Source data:
══════════════════════════════

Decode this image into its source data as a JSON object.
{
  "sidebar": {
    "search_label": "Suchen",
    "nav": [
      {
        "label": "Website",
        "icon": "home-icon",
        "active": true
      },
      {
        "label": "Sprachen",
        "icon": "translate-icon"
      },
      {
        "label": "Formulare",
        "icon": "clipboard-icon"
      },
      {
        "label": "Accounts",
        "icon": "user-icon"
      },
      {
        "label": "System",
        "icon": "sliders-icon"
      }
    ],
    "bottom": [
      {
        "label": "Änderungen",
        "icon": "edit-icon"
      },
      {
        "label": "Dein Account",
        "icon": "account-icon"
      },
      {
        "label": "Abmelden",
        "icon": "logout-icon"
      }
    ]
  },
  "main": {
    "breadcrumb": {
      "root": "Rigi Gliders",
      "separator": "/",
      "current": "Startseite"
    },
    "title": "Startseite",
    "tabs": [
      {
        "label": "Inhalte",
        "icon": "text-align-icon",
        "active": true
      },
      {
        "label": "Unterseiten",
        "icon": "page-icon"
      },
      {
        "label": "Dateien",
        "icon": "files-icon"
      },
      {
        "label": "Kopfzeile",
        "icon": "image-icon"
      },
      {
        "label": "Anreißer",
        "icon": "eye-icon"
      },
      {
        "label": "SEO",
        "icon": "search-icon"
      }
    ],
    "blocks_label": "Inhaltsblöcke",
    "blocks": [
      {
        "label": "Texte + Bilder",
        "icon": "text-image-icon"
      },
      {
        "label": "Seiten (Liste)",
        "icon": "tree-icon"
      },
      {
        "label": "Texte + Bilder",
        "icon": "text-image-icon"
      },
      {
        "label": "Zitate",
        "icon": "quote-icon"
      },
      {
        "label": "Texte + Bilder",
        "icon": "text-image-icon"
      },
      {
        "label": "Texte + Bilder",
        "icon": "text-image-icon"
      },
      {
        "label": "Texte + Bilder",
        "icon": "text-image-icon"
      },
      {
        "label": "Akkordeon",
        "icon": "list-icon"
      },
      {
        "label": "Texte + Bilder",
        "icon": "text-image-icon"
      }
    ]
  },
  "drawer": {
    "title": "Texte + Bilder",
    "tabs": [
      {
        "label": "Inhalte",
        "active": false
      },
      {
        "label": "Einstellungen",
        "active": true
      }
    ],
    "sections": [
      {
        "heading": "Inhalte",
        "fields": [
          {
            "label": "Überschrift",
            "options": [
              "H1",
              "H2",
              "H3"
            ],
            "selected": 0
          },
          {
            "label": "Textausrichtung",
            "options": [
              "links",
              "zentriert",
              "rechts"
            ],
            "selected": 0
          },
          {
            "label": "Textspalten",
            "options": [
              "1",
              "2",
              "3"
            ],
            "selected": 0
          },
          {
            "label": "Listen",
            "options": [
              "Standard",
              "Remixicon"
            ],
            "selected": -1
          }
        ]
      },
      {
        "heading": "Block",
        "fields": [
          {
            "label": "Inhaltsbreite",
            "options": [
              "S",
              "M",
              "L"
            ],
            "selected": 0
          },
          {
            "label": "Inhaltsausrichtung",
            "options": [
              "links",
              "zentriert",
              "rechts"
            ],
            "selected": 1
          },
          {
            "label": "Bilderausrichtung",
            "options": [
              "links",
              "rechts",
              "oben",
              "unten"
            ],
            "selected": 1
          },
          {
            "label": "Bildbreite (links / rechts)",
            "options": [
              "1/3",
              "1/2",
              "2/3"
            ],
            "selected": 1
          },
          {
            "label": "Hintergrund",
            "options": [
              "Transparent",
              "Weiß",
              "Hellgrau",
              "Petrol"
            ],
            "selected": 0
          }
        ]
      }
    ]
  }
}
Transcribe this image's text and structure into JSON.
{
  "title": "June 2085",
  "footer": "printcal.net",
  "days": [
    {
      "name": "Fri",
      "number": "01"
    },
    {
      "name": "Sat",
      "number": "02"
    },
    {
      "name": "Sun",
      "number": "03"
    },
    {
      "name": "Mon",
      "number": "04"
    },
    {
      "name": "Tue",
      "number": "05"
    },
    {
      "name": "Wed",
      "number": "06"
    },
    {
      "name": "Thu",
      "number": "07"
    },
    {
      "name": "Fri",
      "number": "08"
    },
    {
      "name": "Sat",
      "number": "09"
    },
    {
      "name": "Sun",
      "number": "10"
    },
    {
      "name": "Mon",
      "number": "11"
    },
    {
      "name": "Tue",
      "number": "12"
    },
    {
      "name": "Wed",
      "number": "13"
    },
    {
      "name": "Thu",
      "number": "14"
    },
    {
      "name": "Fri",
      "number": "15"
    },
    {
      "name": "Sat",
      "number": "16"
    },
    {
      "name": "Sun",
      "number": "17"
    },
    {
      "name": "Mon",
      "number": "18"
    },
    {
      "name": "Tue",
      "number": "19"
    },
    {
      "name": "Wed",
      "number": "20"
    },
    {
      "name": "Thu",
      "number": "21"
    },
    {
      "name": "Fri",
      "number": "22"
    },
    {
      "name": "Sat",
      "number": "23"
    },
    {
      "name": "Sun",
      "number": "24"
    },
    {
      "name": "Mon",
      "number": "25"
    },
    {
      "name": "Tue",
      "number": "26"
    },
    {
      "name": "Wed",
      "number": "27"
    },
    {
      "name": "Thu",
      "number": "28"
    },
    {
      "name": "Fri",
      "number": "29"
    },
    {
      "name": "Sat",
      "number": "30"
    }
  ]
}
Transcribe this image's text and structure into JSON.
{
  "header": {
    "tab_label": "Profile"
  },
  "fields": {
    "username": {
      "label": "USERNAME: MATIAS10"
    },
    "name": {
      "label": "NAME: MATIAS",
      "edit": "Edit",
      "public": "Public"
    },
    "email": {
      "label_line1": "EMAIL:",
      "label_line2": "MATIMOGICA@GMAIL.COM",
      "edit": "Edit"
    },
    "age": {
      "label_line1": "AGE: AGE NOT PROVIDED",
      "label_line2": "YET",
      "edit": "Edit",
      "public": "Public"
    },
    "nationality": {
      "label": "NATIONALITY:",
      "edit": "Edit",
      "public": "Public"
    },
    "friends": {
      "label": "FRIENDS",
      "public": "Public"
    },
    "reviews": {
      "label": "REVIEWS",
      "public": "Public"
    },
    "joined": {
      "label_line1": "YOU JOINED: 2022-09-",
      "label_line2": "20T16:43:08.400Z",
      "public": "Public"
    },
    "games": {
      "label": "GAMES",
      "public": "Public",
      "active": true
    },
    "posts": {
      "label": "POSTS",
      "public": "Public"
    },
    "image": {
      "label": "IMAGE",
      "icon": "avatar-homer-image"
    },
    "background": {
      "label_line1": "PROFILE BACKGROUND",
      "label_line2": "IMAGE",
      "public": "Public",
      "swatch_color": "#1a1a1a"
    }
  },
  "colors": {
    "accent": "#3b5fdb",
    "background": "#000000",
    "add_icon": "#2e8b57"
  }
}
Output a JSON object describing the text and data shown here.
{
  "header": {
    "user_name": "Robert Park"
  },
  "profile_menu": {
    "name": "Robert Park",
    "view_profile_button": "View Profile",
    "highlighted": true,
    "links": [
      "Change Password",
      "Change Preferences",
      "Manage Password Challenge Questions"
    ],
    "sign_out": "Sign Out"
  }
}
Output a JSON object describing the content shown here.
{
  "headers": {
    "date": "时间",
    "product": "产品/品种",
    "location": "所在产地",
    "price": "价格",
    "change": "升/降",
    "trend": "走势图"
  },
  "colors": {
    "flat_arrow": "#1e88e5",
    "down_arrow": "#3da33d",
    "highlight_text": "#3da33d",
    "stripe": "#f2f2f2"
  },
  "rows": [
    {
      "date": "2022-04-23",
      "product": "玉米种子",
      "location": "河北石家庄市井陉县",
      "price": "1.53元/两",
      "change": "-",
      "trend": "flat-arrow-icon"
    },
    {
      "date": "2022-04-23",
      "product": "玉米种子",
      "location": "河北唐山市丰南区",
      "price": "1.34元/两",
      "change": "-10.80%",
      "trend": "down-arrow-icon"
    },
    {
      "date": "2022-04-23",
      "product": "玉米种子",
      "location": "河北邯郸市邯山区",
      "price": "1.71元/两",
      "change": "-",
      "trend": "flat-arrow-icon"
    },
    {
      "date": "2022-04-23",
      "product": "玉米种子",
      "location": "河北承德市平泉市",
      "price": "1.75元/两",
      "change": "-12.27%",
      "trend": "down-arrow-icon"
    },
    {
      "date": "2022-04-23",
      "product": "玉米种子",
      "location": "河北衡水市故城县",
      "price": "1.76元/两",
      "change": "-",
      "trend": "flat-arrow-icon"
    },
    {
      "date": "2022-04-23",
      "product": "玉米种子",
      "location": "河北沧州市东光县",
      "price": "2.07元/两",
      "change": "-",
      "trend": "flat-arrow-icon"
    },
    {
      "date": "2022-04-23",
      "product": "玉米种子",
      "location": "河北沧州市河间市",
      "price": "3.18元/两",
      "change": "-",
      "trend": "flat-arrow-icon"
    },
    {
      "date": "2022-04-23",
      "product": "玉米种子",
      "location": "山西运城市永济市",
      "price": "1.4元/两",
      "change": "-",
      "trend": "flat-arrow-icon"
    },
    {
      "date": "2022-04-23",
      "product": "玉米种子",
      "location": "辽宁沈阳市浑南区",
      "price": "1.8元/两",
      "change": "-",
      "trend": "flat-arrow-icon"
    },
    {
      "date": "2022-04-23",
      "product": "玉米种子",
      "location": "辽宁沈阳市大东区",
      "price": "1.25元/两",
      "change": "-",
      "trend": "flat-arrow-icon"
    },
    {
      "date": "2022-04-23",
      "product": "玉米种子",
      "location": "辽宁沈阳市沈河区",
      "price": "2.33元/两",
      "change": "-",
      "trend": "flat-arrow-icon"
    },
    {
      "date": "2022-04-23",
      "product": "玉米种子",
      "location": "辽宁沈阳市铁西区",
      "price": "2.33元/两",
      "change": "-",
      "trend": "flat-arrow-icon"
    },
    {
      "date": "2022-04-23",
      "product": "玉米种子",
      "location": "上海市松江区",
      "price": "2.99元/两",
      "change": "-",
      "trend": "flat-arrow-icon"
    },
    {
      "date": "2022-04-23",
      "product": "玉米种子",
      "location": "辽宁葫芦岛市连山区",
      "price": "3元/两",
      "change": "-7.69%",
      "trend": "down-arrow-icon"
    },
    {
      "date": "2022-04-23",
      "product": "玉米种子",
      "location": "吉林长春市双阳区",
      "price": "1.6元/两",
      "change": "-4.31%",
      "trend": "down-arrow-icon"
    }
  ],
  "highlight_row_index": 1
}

══════════════════════════════

### Directions
Copy all lines from the material that hold "here".

### Correct result
Output a JSON object describing the text and data shown here.
Output a JSON object describing the content shown here.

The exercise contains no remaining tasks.